Skip every image and restate the data word for word.

◆ LISTED RECORDS ◆
⁂

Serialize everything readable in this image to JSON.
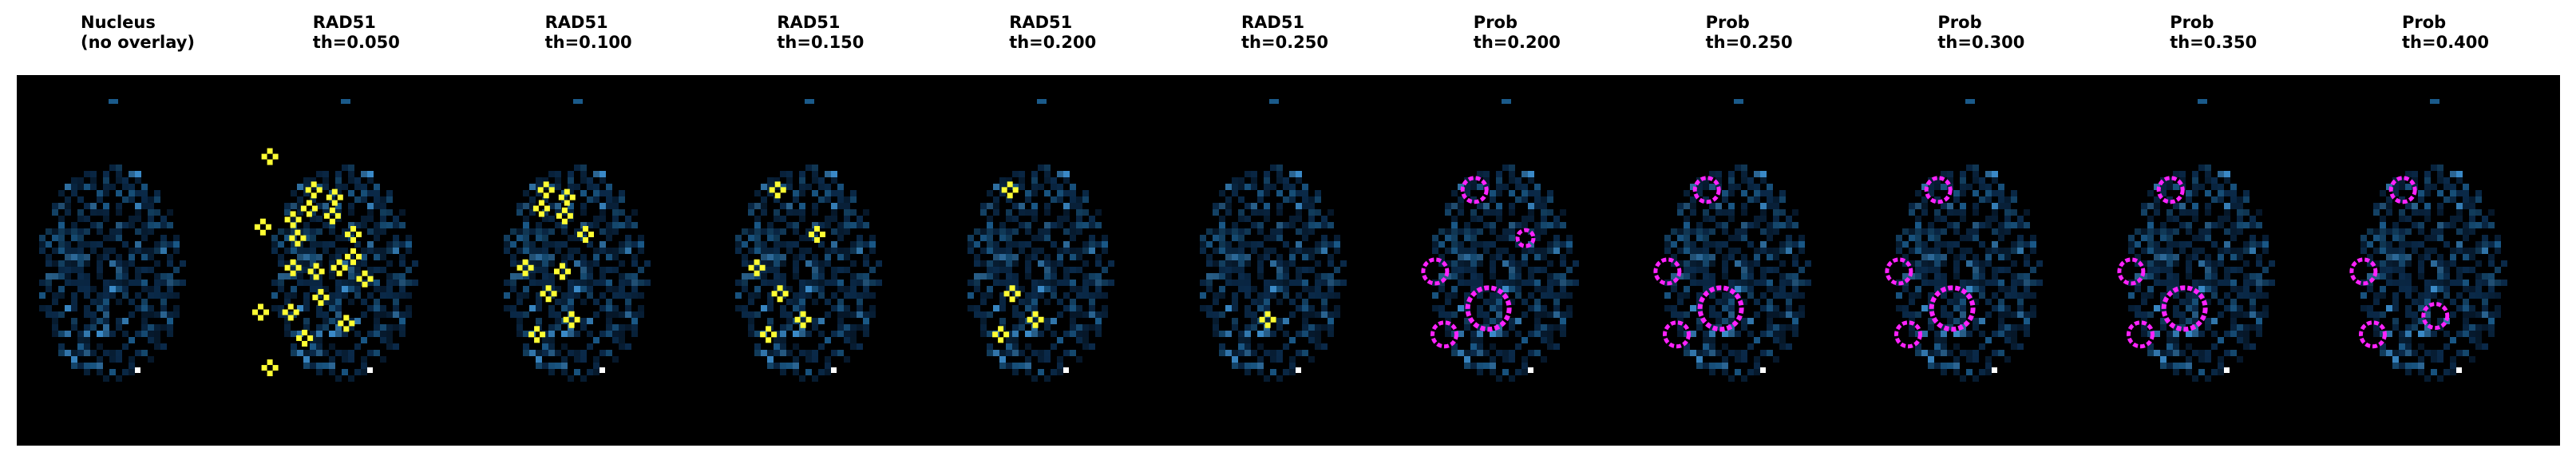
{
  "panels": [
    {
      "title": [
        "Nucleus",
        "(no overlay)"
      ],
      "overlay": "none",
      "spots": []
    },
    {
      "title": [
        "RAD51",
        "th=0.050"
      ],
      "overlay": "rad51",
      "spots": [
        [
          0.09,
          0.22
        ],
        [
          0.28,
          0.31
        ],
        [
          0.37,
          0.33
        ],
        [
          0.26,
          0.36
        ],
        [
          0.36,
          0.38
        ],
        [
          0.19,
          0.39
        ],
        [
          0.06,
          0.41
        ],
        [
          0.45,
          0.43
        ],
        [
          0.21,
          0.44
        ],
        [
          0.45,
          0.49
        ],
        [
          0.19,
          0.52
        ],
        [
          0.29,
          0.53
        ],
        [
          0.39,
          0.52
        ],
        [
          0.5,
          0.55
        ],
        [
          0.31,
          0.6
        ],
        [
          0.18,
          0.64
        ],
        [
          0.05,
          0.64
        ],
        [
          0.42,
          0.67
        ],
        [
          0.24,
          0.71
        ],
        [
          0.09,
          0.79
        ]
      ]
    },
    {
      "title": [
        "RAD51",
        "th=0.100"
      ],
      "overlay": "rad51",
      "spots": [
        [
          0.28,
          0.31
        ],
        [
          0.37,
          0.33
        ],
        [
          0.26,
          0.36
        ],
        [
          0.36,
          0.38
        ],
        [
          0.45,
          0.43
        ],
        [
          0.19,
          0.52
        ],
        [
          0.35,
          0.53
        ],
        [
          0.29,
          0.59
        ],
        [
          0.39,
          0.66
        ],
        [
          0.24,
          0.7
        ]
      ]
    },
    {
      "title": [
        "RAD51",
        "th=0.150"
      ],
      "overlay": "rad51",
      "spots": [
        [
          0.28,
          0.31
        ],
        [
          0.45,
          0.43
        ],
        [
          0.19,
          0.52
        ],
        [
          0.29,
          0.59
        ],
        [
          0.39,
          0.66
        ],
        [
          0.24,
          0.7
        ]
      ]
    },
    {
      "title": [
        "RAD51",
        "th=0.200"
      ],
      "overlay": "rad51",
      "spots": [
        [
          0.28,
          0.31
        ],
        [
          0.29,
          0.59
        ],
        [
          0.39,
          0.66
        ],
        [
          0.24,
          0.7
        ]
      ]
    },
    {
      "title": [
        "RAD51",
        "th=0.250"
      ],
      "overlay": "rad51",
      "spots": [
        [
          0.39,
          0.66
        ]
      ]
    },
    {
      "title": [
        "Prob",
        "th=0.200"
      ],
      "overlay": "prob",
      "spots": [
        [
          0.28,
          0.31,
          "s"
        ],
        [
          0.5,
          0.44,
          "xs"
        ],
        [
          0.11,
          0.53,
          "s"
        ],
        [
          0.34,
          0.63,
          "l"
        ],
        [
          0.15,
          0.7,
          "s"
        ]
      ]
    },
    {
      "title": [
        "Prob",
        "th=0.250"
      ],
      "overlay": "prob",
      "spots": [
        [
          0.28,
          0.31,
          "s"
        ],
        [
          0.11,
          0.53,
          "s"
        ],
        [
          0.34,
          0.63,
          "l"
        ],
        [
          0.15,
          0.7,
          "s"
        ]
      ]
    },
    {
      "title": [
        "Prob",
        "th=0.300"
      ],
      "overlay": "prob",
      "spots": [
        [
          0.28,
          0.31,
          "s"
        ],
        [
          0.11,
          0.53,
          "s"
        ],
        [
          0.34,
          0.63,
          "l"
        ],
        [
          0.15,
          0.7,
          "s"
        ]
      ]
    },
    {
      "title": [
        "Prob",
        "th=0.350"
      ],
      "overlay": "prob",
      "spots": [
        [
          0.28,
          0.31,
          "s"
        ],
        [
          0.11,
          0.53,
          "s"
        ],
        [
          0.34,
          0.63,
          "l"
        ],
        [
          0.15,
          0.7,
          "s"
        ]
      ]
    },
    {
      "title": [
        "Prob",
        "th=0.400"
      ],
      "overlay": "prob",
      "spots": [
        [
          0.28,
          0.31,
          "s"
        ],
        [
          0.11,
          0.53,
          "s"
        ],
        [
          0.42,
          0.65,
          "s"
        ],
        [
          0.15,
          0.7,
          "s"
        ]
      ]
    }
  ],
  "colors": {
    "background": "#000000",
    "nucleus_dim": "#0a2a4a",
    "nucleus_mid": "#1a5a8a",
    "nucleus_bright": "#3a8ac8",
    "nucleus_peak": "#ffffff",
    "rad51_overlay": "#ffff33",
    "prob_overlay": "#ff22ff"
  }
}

⁂

◆ REPLY TO THE EXERCISE ◆
Serialize everything readable in this image to JSON.
{
  "panels": [
    {
      "title": [
        "Nucleus",
        "(no overlay)"
      ],
      "overlay": "none",
      "spots": []
    },
    {
      "title": [
        "RAD51",
        "th=0.050"
      ],
      "overlay": "rad51",
      "spots": [
        [
          0.09,
          0.22
        ],
        [
          0.28,
          0.31
        ],
        [
          0.37,
          0.33
        ],
        [
          0.26,
          0.36
        ],
        [
          0.36,
          0.38
        ],
        [
          0.19,
          0.39
        ],
        [
          0.06,
          0.41
        ],
        [
          0.45,
          0.43
        ],
        [
          0.21,
          0.44
        ],
        [
          0.45,
          0.49
        ],
        [
          0.19,
          0.52
        ],
        [
          0.29,
          0.53
        ],
        [
          0.39,
          0.52
        ],
        [
          0.5,
          0.55
        ],
        [
          0.31,
          0.6
        ],
        [
          0.18,
          0.64
        ],
        [
          0.05,
          0.64
        ],
        [
          0.42,
          0.67
        ],
        [
          0.24,
          0.71
        ],
        [
          0.09,
          0.79
        ]
      ]
    },
    {
      "title": [
        "RAD51",
        "th=0.100"
      ],
      "overlay": "rad51",
      "spots": [
        [
          0.28,
          0.31
        ],
        [
          0.37,
          0.33
        ],
        [
          0.26,
          0.36
        ],
        [
          0.36,
          0.38
        ],
        [
          0.45,
          0.43
        ],
        [
          0.19,
          0.52
        ],
        [
          0.35,
          0.53
        ],
        [
          0.29,
          0.59
        ],
        [
          0.39,
          0.66
        ],
        [
          0.24,
          0.7
        ]
      ]
    },
    {
      "title": [
        "RAD51",
        "th=0.150"
      ],
      "overlay": "rad51",
      "spots": [
        [
          0.28,
          0.31
        ],
        [
          0.45,
          0.43
        ],
        [
          0.19,
          0.52
        ],
        [
          0.29,
          0.59
        ],
        [
          0.39,
          0.66
        ],
        [
          0.24,
          0.7
        ]
      ]
    },
    {
      "title": [
        "RAD51",
        "th=0.200"
      ],
      "overlay": "rad51",
      "spots": [
        [
          0.28,
          0.31
        ],
        [
          0.29,
          0.59
        ],
        [
          0.39,
          0.66
        ],
        [
          0.24,
          0.7
        ]
      ]
    },
    {
      "title": [
        "RAD51",
        "th=0.250"
      ],
      "overlay": "rad51",
      "spots": [
        [
          0.39,
          0.66
        ]
      ]
    },
    {
      "title": [
        "Prob",
        "th=0.200"
      ],
      "overlay": "prob",
      "spots": [
        [
          0.28,
          0.31,
          "s"
        ],
        [
          0.5,
          0.44,
          "xs"
        ],
        [
          0.11,
          0.53,
          "s"
        ],
        [
          0.34,
          0.63,
          "l"
        ],
        [
          0.15,
          0.7,
          "s"
        ]
      ]
    },
    {
      "title": [
        "Prob",
        "th=0.250"
      ],
      "overlay": "prob",
      "spots": [
        [
          0.28,
          0.31,
          "s"
        ],
        [
          0.11,
          0.53,
          "s"
        ],
        [
          0.34,
          0.63,
          "l"
        ],
        [
          0.15,
          0.7,
          "s"
        ]
      ]
    },
    {
      "title": [
        "Prob",
        "th=0.300"
      ],
      "overlay": "prob",
      "spots": [
        [
          0.28,
          0.31,
          "s"
        ],
        [
          0.11,
          0.53,
          "s"
        ],
        [
          0.34,
          0.63,
          "l"
        ],
        [
          0.15,
          0.7,
          "s"
        ]
      ]
    },
    {
      "title": [
        "Prob",
        "th=0.350"
      ],
      "overlay": "prob",
      "spots": [
        [
          0.28,
          0.31,
          "s"
        ],
        [
          0.11,
          0.53,
          "s"
        ],
        [
          0.34,
          0.63,
          "l"
        ],
        [
          0.15,
          0.7,
          "s"
        ]
      ]
    },
    {
      "title": [
        "Prob",
        "th=0.400"
      ],
      "overlay": "prob",
      "spots": [
        [
          0.28,
          0.31,
          "s"
        ],
        [
          0.11,
          0.53,
          "s"
        ],
        [
          0.42,
          0.65,
          "s"
        ],
        [
          0.15,
          0.7,
          "s"
        ]
      ]
    }
  ],
  "colors": {
    "background": "#000000",
    "nucleus_dim": "#0a2a4a",
    "nucleus_mid": "#1a5a8a",
    "nucleus_bright": "#3a8ac8",
    "nucleus_peak": "#ffffff",
    "rad51_overlay": "#ffff33",
    "prob_overlay": "#ff22ff"
  }
}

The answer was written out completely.